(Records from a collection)
>> Begin

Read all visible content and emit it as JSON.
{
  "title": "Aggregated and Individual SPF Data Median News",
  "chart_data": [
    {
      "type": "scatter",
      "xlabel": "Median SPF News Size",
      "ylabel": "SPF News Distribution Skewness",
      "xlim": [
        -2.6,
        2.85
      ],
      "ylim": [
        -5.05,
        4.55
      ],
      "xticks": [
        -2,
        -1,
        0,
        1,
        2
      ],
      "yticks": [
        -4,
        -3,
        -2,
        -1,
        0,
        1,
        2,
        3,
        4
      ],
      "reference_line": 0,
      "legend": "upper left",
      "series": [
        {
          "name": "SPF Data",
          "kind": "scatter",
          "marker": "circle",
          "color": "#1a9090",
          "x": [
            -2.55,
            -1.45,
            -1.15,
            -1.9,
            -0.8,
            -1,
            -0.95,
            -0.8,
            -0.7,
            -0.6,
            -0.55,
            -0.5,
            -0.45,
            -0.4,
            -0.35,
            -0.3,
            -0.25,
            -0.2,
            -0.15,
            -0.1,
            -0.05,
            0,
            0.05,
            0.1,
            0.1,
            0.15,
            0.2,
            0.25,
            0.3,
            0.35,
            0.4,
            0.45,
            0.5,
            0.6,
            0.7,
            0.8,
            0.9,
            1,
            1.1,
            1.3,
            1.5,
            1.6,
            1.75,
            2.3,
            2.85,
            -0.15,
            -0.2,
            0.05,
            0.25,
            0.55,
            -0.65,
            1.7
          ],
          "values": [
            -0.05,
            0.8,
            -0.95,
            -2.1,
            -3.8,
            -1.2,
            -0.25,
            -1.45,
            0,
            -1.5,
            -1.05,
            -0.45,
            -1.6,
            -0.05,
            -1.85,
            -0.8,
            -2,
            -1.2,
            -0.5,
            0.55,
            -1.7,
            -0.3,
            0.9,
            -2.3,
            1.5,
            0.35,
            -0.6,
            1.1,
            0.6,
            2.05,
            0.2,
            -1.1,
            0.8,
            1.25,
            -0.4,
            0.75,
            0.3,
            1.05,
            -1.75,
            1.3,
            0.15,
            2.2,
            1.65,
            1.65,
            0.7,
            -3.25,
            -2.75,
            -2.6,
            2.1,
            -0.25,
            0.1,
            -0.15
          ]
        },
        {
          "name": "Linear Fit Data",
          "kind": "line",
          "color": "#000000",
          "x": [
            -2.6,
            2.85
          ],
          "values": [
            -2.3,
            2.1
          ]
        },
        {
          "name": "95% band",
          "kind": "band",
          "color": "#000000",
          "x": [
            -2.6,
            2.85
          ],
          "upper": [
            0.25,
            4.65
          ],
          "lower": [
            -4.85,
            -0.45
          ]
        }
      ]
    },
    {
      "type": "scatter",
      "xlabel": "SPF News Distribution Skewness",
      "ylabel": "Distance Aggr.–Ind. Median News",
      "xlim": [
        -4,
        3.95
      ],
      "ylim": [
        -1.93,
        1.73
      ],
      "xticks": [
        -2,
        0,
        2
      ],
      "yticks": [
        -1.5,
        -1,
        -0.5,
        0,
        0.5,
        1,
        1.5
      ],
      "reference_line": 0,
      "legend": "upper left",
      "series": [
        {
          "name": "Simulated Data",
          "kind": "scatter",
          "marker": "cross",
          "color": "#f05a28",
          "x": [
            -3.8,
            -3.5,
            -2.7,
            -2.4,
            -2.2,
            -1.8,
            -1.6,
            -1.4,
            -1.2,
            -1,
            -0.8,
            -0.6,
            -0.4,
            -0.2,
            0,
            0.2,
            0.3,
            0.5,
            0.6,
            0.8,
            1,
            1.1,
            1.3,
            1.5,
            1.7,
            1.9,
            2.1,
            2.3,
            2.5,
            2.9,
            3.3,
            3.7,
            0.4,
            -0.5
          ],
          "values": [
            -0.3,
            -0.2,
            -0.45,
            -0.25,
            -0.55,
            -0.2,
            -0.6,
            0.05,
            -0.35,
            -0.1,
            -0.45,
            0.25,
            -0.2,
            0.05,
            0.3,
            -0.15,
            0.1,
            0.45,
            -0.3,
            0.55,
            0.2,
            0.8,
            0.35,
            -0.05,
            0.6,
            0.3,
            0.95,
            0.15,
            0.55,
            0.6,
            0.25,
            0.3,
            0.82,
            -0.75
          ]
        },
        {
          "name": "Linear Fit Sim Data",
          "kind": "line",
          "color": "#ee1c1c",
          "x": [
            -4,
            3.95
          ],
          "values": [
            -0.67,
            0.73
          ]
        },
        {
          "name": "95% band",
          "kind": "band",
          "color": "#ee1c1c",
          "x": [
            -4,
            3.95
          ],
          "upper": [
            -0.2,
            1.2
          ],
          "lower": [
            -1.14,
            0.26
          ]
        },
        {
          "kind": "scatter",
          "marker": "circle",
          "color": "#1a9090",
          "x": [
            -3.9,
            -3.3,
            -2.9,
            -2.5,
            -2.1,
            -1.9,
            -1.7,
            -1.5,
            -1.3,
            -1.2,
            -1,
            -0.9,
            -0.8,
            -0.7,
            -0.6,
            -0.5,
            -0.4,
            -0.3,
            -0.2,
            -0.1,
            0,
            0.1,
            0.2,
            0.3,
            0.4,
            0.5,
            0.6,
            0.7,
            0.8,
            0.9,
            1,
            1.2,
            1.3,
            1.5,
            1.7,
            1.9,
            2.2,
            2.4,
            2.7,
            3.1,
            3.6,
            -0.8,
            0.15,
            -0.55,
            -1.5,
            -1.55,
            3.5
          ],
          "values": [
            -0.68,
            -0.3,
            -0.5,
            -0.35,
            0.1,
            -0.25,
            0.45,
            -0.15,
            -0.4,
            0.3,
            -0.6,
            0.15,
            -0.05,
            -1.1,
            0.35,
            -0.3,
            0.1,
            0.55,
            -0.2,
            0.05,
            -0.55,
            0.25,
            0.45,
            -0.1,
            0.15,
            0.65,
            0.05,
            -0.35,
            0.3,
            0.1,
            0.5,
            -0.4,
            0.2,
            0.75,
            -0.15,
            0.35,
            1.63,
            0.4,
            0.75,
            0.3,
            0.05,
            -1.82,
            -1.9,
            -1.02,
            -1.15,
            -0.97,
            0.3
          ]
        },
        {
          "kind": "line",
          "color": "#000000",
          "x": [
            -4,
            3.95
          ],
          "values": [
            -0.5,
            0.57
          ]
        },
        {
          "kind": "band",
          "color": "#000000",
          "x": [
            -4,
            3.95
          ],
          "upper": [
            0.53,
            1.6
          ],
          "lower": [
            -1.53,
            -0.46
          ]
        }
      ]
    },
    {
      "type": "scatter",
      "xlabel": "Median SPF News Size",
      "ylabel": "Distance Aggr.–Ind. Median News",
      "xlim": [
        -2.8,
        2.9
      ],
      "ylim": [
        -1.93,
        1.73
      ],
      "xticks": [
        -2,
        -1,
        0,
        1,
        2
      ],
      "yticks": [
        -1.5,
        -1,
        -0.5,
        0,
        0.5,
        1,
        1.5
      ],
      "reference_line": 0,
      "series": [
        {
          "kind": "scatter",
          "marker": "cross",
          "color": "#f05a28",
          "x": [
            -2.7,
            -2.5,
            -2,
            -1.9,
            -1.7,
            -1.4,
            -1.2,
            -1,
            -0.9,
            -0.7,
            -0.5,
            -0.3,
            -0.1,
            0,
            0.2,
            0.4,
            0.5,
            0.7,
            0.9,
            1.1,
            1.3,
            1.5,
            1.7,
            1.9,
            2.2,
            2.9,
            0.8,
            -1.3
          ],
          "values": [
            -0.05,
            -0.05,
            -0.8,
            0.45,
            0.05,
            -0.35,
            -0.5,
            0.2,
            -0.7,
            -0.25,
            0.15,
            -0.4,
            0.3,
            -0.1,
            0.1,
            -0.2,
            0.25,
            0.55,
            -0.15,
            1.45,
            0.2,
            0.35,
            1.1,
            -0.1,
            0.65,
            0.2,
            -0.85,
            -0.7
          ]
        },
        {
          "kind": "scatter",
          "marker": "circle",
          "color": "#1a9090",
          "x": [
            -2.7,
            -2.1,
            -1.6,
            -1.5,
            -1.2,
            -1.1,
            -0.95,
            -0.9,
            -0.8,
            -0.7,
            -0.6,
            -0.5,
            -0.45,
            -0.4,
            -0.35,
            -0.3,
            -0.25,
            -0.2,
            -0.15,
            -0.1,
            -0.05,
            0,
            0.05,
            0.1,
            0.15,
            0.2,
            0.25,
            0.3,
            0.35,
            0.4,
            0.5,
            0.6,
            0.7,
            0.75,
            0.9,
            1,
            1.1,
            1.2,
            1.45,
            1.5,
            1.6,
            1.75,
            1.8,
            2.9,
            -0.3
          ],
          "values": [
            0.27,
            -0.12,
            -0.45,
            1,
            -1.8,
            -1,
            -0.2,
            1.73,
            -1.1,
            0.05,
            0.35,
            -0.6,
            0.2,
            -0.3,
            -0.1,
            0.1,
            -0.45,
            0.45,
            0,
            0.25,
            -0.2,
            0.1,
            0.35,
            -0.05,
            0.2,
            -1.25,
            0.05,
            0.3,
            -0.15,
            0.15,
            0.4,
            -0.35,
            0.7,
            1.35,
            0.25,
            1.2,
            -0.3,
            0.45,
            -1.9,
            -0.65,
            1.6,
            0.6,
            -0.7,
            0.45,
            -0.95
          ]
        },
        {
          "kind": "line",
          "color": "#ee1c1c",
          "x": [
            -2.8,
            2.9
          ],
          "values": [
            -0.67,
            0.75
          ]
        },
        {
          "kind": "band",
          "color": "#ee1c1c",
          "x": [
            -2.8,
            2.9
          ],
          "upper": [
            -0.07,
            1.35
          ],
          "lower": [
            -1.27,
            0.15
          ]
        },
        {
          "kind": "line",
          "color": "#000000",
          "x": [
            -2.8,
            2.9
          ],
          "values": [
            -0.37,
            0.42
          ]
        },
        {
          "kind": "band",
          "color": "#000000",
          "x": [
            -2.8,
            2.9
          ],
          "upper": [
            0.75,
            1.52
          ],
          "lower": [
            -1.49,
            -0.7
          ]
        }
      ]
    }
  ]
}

>> End

PROBLEM: Using the records above, copy every line that has the word "Skewness" in it.

EXERCISE RESPONSE:
      "ylabel": "SPF News Distribution Skewness",
      "xlabel": "SPF News Distribution Skewness",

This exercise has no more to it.